Would you output the whole listing below, exactly as it reads?

<<<<

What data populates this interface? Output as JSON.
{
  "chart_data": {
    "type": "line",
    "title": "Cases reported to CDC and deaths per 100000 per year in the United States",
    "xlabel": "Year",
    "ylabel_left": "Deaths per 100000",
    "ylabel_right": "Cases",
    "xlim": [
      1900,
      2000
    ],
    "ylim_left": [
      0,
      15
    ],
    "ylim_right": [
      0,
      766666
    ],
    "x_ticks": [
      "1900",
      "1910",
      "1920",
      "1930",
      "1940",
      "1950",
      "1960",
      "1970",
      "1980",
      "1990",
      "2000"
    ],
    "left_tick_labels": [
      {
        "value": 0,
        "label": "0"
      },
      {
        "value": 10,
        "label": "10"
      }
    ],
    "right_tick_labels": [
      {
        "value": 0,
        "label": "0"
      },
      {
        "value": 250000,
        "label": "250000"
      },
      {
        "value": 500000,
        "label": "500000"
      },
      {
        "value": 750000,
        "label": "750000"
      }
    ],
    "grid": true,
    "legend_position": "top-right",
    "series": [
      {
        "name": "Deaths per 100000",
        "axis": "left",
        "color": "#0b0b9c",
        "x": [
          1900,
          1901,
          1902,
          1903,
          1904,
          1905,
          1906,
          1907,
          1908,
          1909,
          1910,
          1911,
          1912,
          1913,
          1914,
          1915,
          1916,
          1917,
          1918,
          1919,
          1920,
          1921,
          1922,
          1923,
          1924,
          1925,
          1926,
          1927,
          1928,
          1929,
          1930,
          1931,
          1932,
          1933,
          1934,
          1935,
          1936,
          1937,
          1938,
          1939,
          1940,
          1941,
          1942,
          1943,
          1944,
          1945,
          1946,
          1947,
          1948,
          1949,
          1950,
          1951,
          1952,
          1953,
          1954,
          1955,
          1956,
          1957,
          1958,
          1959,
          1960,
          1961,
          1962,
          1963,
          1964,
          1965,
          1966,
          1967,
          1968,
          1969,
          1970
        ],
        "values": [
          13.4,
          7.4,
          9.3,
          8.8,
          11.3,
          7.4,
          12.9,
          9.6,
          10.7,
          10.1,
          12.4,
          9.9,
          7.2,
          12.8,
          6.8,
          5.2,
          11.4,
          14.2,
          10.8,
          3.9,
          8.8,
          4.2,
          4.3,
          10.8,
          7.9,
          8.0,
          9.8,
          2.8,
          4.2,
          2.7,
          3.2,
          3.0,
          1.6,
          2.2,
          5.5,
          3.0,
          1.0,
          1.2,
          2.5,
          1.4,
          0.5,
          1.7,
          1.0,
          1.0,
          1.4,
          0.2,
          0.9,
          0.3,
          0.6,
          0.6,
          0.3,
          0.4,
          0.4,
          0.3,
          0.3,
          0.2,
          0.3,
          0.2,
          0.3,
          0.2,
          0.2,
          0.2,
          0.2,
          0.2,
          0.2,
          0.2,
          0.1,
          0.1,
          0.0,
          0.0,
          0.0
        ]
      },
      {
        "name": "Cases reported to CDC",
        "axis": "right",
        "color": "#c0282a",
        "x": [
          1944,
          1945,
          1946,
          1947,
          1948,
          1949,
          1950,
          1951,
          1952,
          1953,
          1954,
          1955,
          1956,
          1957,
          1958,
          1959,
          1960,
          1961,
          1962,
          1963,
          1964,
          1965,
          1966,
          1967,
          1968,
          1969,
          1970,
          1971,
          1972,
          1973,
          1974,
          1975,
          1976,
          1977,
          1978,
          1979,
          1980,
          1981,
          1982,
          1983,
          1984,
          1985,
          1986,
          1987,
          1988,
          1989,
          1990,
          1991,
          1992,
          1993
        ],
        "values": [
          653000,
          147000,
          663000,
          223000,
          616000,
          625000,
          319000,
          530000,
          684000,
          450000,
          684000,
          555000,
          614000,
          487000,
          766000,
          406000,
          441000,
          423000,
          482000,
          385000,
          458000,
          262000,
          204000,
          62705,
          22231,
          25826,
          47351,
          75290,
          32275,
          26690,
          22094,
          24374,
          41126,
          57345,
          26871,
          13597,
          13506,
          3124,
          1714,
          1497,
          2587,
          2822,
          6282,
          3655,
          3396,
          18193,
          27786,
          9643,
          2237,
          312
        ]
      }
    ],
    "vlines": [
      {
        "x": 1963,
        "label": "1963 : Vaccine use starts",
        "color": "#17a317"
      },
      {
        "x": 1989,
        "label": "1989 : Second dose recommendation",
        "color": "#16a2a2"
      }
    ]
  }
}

>>>>

## Output for this exercise
What data populates this interface? Output as JSON.
{
  "chart_data": {
    "type": "line",
    "title": "Cases reported to CDC and deaths per 100000 per year in the United States",
    "xlabel": "Year",
    "ylabel_left": "Deaths per 100000",
    "ylabel_right": "Cases",
    "xlim": [
      1900,
      2000
    ],
    "ylim_left": [
      0,
      15
    ],
    "ylim_right": [
      0,
      766666
    ],
    "x_ticks": [
      "1900",
      "1910",
      "1920",
      "1930",
      "1940",
      "1950",
      "1960",
      "1970",
      "1980",
      "1990",
      "2000"
    ],
    "left_tick_labels": [
      {
        "value": 0,
        "label": "0"
      },
      {
        "value": 10,
        "label": "10"
      }
    ],
    "right_tick_labels": [
      {
        "value": 0,
        "label": "0"
      },
      {
        "value": 250000,
        "label": "250000"
      },
      {
        "value": 500000,
        "label": "500000"
      },
      {
        "value": 750000,
        "label": "750000"
      }
    ],
    "grid": true,
    "legend_position": "top-right",
    "series": [
      {
        "name": "Deaths per 100000",
        "axis": "left",
        "color": "#0b0b9c",
        "x": [
          1900,
          1901,
          1902,
          1903,
          1904,
          1905,
          1906,
          1907,
          1908,
          1909,
          1910,
          1911,
          1912,
          1913,
          1914,
          1915,
          1916,
          1917,
          1918,
          1919,
          1920,
          1921,
          1922,
          1923,
          1924,
          1925,
          1926,
          1927,
          1928,
          1929,
          1930,
          1931,
          1932,
          1933,
          1934,
          1935,
          1936,
          1937,
          1938,
          1939,
          1940,
          1941,
          1942,
          1943,
          1944,
          1945,
          1946,
          1947,
          1948,
          1949,
          1950,
          1951,
          1952,
          1953,
          1954,
          1955,
          1956,
          1957,
          1958,
          1959,
          1960,
          1961,
          1962,
          1963,
          1964,
          1965,
          1966,
          1967,
          1968,
          1969,
          1970
        ],
        "values": [
          13.4,
          7.4,
          9.3,
          8.8,
          11.3,
          7.4,
          12.9,
          9.6,
          10.7,
          10.1,
          12.4,
          9.9,
          7.2,
          12.8,
          6.8,
          5.2,
          11.4,
          14.2,
          10.8,
          3.9,
          8.8,
          4.2,
          4.3,
          10.8,
          7.9,
          8.0,
          9.8,
          2.8,
          4.2,
          2.7,
          3.2,
          3.0,
          1.6,
          2.2,
          5.5,
          3.0,
          1.0,
          1.2,
          2.5,
          1.4,
          0.5,
          1.7,
          1.0,
          1.0,
          1.4,
          0.2,
          0.9,
          0.3,
          0.6,
          0.6,
          0.3,
          0.4,
          0.4,
          0.3,
          0.3,
          0.2,
          0.3,
          0.2,
          0.3,
          0.2,
          0.2,
          0.2,
          0.2,
          0.2,
          0.2,
          0.2,
          0.1,
          0.1,
          0.0,
          0.0,
          0.0
        ]
      },
      {
        "name": "Cases reported to CDC",
        "axis": "right",
        "color": "#c0282a",
        "x": [
          1944,
          1945,
          1946,
          1947,
          1948,
          1949,
          1950,
          1951,
          1952,
          1953,
          1954,
          1955,
          1956,
          1957,
          1958,
          1959,
          1960,
          1961,
          1962,
          1963,
          1964,
          1965,
          1966,
          1967,
          1968,
          1969,
          1970,
          1971,
          1972,
          1973,
          1974,
          1975,
          1976,
          1977,
          1978,
          1979,
          1980,
          1981,
          1982,
          1983,
          1984,
          1985,
          1986,
          1987,
          1988,
          1989,
          1990,
          1991,
          1992,
          1993
        ],
        "values": [
          653000,
          147000,
          663000,
          223000,
          616000,
          625000,
          319000,
          530000,
          684000,
          450000,
          684000,
          555000,
          614000,
          487000,
          766000,
          406000,
          441000,
          423000,
          482000,
          385000,
          458000,
          262000,
          204000,
          62705,
          22231,
          25826,
          47351,
          75290,
          32275,
          26690,
          22094,
          24374,
          41126,
          57345,
          26871,
          13597,
          13506,
          3124,
          1714,
          1497,
          2587,
          2822,
          6282,
          3655,
          3396,
          18193,
          27786,
          9643,
          2237,
          312
        ]
      }
    ],
    "vlines": [
      {
        "x": 1963,
        "label": "1963 : Vaccine use starts",
        "color": "#17a317"
      },
      {
        "x": 1989,
        "label": "1989 : Second dose recommendation",
        "color": "#16a2a2"
      }
    ]
  }
}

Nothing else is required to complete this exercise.